Locate the string "create" in the listing below. Copy every line where it is found.

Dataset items
>>>
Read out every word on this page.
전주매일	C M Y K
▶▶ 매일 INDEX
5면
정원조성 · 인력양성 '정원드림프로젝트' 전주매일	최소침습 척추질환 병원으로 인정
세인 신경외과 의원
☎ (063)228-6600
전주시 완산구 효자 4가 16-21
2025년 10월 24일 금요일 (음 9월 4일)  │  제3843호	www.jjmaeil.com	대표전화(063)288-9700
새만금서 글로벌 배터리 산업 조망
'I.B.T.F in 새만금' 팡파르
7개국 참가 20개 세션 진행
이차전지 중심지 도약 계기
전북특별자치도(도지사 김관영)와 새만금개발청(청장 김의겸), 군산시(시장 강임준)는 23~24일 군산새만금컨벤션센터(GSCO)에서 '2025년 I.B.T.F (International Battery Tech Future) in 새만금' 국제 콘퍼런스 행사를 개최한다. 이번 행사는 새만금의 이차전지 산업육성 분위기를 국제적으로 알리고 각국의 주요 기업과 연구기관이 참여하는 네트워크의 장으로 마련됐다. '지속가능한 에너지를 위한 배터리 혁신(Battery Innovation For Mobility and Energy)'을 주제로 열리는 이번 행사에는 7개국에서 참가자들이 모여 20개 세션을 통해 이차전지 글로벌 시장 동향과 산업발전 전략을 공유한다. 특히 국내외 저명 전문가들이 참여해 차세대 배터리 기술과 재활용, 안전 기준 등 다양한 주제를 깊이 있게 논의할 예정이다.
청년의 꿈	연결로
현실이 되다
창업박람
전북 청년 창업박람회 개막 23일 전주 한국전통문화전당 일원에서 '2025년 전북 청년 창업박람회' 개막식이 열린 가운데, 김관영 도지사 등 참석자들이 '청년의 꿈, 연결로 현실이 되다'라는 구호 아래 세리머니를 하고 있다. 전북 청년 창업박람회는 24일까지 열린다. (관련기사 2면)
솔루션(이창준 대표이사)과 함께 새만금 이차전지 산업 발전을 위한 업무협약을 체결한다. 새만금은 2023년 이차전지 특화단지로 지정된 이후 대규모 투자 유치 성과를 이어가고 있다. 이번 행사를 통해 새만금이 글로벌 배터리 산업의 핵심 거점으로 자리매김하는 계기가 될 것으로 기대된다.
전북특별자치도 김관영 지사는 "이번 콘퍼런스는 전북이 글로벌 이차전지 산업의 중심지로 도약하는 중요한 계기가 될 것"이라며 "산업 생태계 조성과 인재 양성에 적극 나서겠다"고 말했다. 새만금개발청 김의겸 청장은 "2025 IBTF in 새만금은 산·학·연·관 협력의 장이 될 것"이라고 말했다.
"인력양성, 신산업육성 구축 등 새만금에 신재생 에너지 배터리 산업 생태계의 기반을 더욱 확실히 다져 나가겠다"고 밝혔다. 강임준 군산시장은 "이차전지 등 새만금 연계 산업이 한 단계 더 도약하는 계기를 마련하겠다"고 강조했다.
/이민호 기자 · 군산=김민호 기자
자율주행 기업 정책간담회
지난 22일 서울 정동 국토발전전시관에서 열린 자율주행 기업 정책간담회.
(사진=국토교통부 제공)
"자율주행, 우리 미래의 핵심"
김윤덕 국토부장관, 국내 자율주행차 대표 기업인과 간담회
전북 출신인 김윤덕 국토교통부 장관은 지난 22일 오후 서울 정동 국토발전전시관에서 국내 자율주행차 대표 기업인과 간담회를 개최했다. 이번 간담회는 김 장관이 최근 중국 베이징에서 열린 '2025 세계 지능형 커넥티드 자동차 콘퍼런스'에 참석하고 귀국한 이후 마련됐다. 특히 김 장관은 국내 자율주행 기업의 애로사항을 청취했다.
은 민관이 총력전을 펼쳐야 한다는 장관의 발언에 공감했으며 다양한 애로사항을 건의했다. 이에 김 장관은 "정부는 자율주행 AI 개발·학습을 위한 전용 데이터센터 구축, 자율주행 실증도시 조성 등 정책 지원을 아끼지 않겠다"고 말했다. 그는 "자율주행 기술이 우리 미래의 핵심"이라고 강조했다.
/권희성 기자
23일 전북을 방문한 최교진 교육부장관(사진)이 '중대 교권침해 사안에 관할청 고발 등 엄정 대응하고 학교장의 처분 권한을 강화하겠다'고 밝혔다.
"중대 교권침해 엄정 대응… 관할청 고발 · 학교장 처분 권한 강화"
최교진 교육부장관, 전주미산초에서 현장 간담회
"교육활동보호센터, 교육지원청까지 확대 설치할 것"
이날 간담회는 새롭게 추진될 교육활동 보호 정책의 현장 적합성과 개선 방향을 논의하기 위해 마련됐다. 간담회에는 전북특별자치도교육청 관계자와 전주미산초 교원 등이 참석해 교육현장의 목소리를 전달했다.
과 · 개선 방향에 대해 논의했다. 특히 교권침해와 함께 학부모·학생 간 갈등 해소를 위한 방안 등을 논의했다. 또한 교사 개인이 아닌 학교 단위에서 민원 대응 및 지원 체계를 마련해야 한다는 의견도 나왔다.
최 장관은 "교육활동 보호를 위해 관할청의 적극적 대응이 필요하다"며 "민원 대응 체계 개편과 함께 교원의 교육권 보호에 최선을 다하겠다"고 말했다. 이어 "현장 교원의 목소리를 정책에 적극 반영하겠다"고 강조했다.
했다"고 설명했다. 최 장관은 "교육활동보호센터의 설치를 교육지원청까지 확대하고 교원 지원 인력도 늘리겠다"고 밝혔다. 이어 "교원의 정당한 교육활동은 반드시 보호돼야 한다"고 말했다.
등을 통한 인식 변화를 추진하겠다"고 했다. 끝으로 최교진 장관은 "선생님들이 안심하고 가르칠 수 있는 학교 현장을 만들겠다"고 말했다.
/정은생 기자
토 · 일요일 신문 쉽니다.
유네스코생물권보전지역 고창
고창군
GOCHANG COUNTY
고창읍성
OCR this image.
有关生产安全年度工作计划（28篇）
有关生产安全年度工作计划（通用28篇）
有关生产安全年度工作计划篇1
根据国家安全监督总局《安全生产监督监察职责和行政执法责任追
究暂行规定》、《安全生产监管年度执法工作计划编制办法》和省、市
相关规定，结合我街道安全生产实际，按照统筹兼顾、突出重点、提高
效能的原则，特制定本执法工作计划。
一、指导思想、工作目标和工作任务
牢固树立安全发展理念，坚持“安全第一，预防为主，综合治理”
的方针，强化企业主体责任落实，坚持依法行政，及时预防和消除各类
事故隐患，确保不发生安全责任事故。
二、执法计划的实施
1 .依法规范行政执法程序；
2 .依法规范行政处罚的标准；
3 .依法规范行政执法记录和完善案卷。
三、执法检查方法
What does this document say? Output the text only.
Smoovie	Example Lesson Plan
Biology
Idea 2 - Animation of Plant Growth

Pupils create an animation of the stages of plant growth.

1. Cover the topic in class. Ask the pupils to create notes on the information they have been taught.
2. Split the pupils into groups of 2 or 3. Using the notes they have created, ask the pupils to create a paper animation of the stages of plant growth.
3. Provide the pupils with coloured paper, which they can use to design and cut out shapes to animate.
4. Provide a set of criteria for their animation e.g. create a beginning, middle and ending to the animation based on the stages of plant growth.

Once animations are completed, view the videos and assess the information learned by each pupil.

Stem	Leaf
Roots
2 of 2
<<<
> EXERCISE SOLUTION:
Pupils create an animation of the stages of plant growth.
1. Cover the topic in class. Ask the pupils to create notes on the information they have been taught.
2. Split the pupils into groups of 2 or 3. Using the notes they have created, ask the pupils to create a paper animation of the stages of plant growth.
4. Provide a set of criteria for their animation e.g. create a beginning, middle and ending to the animation based on the stages of plant growth.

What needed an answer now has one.